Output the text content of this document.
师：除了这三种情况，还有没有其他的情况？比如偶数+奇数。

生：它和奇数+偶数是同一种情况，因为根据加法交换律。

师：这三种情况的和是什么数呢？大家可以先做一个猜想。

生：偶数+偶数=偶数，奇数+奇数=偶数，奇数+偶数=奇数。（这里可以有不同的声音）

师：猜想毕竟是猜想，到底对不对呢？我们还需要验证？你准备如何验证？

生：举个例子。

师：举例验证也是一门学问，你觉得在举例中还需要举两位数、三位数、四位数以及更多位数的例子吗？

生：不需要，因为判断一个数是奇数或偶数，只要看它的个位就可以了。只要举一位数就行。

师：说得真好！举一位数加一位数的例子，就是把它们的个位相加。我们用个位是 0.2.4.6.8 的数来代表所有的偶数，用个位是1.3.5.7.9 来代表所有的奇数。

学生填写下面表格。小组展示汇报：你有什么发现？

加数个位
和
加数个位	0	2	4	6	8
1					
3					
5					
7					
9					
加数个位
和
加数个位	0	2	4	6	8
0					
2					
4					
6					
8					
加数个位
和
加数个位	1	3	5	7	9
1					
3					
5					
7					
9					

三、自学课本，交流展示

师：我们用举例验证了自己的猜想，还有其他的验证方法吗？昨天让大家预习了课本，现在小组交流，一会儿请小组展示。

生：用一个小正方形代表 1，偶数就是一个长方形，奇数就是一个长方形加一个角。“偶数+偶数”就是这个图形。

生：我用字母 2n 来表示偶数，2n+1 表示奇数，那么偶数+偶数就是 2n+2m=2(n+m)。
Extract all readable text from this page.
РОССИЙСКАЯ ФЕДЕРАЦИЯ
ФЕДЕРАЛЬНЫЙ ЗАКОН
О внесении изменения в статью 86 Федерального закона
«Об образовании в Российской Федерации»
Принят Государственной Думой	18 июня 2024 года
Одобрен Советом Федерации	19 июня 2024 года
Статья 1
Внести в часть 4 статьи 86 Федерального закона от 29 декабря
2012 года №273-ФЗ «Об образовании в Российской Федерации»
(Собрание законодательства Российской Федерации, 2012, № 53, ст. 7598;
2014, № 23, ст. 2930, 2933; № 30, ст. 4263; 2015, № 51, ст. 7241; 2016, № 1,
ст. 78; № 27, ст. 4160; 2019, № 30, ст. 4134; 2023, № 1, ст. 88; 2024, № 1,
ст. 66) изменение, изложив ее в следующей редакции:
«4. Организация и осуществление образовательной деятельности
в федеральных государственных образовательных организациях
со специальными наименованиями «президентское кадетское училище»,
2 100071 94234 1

_ _ _ _ _ _ _

_What is needed_:
Print the listing above in full, exactly as it is.

_Written response_:
Output the text content of this document.
师：除了这三种情况，还有没有其他的情况？比如偶数+奇数。

生：它和奇数+偶数是同一种情况，因为根据加法交换律。

师：这三种情况的和是什么数呢？大家可以先做一个猜想。

生：偶数+偶数=偶数，奇数+奇数=偶数，奇数+偶数=奇数。（这里可以有不同的声音）

师：猜想毕竟是猜想，到底对不对呢？我们还需要验证？你准备如何验证？

生：举个例子。

师：举例验证也是一门学问，你觉得在举例中还需要举两位数、三位数、四位数以及更多位数的例子吗？

生：不需要，因为判断一个数是奇数或偶数，只要看它的个位就可以了。只要举一位数就行。

师：说得真好！举一位数加一位数的例子，就是把它们的个位相加。我们用个位是 0.2.4.6.8 的数来代表所有的偶数，用个位是1.3.5.7.9 来代表所有的奇数。

学生填写下面表格。小组展示汇报：你有什么发现？

加数个位
和
加数个位	0	2	4	6	8
1					
3					
5					
7					
9					
加数个位
和
加数个位	0	2	4	6	8
0					
2					
4					
6					
8					
加数个位
和
加数个位	1	3	5	7	9
1					
3					
5					
7					
9					

三、自学课本，交流展示

师：我们用举例验证了自己的猜想，还有其他的验证方法吗？昨天让大家预习了课本，现在小组交流，一会儿请小组展示。

生：用一个小正方形代表 1，偶数就是一个长方形，奇数就是一个长方形加一个角。“偶数+偶数”就是这个图形。

生：我用字母 2n 来表示偶数，2n+1 表示奇数，那么偶数+偶数就是 2n+2m=2(n+m)。
Extract all readable text from this page.
РОССИЙСКАЯ ФЕДЕРАЦИЯ
ФЕДЕРАЛЬНЫЙ ЗАКОН
О внесении изменения в статью 86 Федерального закона
«Об образовании в Российской Федерации»
Принят Государственной Думой	18 июня 2024 года
Одобрен Советом Федерации	19 июня 2024 года
Статья 1
Внести в часть 4 статьи 86 Федерального закона от 29 декабря
2012 года №273-ФЗ «Об образовании в Российской Федерации»
(Собрание законодательства Российской Федерации, 2012, № 53, ст. 7598;
2014, № 23, ст. 2930, 2933; № 30, ст. 4263; 2015, № 51, ст. 7241; 2016, № 1,
ст. 78; № 27, ст. 4160; 2019, № 30, ст. 4134; 2023, № 1, ст. 88; 2024, № 1,
ст. 66) изменение, изложив ее в следующей редакции:
«4. Организация и осуществление образовательной деятельности
в федеральных государственных образовательных организациях
со специальными наименованиями «президентское кадетское училище»,
2 100071 94234 1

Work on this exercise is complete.